### GIVEN TASK
Search the listing below for the word "Glint" and copy each line that holds it.

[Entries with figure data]

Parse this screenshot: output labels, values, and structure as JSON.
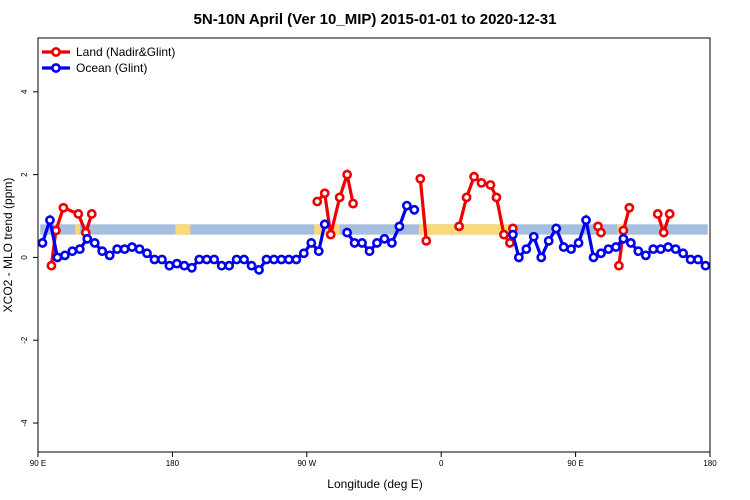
{
  "chart_data": {
    "type": "line",
    "title": "5N-10N April (Ver 10_MIP)   2015-01-01 to 2020-12-31",
    "xlabel": "Longitude (deg E)",
    "ylabel": "XCO2 - MLO trend (ppm)",
    "x_ticks": [
      {
        "value": 90,
        "label": "90 E"
      },
      {
        "value": 180,
        "label": "180"
      },
      {
        "value": 270,
        "label": "90 W"
      },
      {
        "value": 360,
        "label": "0"
      },
      {
        "value": 450,
        "label": "90 E"
      },
      {
        "value": 540,
        "label": "180"
      }
    ],
    "y_ticks": [
      {
        "value": -4,
        "label": "-4"
      },
      {
        "value": -2,
        "label": "-2"
      },
      {
        "value": 0,
        "label": "0"
      },
      {
        "value": 2,
        "label": "2"
      },
      {
        "value": 4,
        "label": "4"
      }
    ],
    "xlim": [
      90,
      540
    ],
    "ylim": [
      -4.7,
      5.3
    ],
    "legend_position": "top-left",
    "band": {
      "ymin": 0.55,
      "ymax": 0.8,
      "color_default": "#a7bfdf",
      "color_highlight": "#fbd97a",
      "highlight_ranges": [
        [
          115,
          118
        ],
        [
          182,
          192
        ],
        [
          275,
          292
        ],
        [
          345,
          405
        ],
        [
          478,
          482
        ]
      ]
    },
    "series": [
      {
        "name": "Land (Nadir&Glint)",
        "color": "#ee0000",
        "segments": [
          [
            [
              99,
              -0.2
            ],
            [
              102,
              0.65
            ],
            [
              107,
              1.2
            ],
            [
              117,
              1.05
            ],
            [
              122,
              0.6
            ],
            [
              126,
              1.05
            ]
          ],
          [
            [
              277,
              1.35
            ],
            [
              282,
              1.55
            ],
            [
              286,
              0.55
            ],
            [
              292,
              1.45
            ],
            [
              297,
              2.0
            ],
            [
              301,
              1.3
            ]
          ],
          [
            [
              346,
              1.9
            ],
            [
              350,
              0.4
            ]
          ],
          [
            [
              372,
              0.75
            ],
            [
              377,
              1.45
            ],
            [
              382,
              1.95
            ],
            [
              387,
              1.8
            ],
            [
              393,
              1.75
            ],
            [
              397,
              1.45
            ],
            [
              402,
              0.55
            ],
            [
              406,
              0.35
            ],
            [
              408,
              0.7
            ]
          ],
          [
            [
              465,
              0.75
            ],
            [
              467,
              0.6
            ]
          ],
          [
            [
              479,
              -0.2
            ],
            [
              482,
              0.65
            ],
            [
              486,
              1.2
            ]
          ],
          [
            [
              505,
              1.05
            ],
            [
              509,
              0.6
            ],
            [
              513,
              1.05
            ]
          ]
        ]
      },
      {
        "name": "Ocean (Glint)",
        "color": "#0000ee",
        "segments": [
          [
            [
              93,
              0.35
            ],
            [
              98,
              0.9
            ],
            [
              103,
              0.0
            ],
            [
              108,
              0.05
            ],
            [
              113,
              0.15
            ],
            [
              118,
              0.2
            ],
            [
              123,
              0.45
            ],
            [
              128,
              0.35
            ],
            [
              133,
              0.15
            ],
            [
              138,
              0.05
            ],
            [
              143,
              0.2
            ],
            [
              148,
              0.2
            ],
            [
              153,
              0.25
            ],
            [
              158,
              0.2
            ],
            [
              163,
              0.1
            ],
            [
              168,
              -0.05
            ],
            [
              173,
              -0.05
            ],
            [
              178,
              -0.2
            ],
            [
              183,
              -0.15
            ],
            [
              188,
              -0.2
            ],
            [
              193,
              -0.25
            ],
            [
              198,
              -0.05
            ],
            [
              203,
              -0.05
            ],
            [
              208,
              -0.05
            ],
            [
              213,
              -0.2
            ],
            [
              218,
              -0.2
            ],
            [
              223,
              -0.05
            ],
            [
              228,
              -0.05
            ],
            [
              233,
              -0.2
            ],
            [
              238,
              -0.3
            ],
            [
              243,
              -0.05
            ],
            [
              248,
              -0.05
            ],
            [
              253,
              -0.05
            ],
            [
              258,
              -0.05
            ],
            [
              263,
              -0.05
            ],
            [
              268,
              0.1
            ],
            [
              273,
              0.35
            ],
            [
              278,
              0.15
            ],
            [
              282,
              0.8
            ]
          ],
          [
            [
              297,
              0.6
            ],
            [
              302,
              0.35
            ],
            [
              307,
              0.35
            ],
            [
              312,
              0.15
            ],
            [
              317,
              0.35
            ],
            [
              322,
              0.45
            ],
            [
              327,
              0.35
            ],
            [
              332,
              0.75
            ],
            [
              337,
              1.25
            ],
            [
              342,
              1.15
            ]
          ],
          [
            [
              408,
              0.55
            ],
            [
              412,
              0.0
            ],
            [
              417,
              0.2
            ],
            [
              422,
              0.5
            ],
            [
              427,
              0.0
            ],
            [
              432,
              0.4
            ],
            [
              437,
              0.7
            ],
            [
              442,
              0.25
            ],
            [
              447,
              0.2
            ],
            [
              452,
              0.35
            ],
            [
              457,
              0.9
            ],
            [
              462,
              0.0
            ],
            [
              467,
              0.1
            ],
            [
              472,
              0.2
            ],
            [
              477,
              0.25
            ],
            [
              482,
              0.45
            ],
            [
              487,
              0.35
            ],
            [
              492,
              0.15
            ],
            [
              497,
              0.05
            ],
            [
              502,
              0.2
            ],
            [
              507,
              0.2
            ],
            [
              512,
              0.25
            ],
            [
              517,
              0.2
            ],
            [
              522,
              0.1
            ],
            [
              527,
              -0.05
            ],
            [
              532,
              -0.05
            ],
            [
              537,
              -0.2
            ]
          ]
        ]
      }
    ]
  }
}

### TASK ANSWER
        "name": "Land (Nadir&Glint)",
        "name": "Ocean (Glint)",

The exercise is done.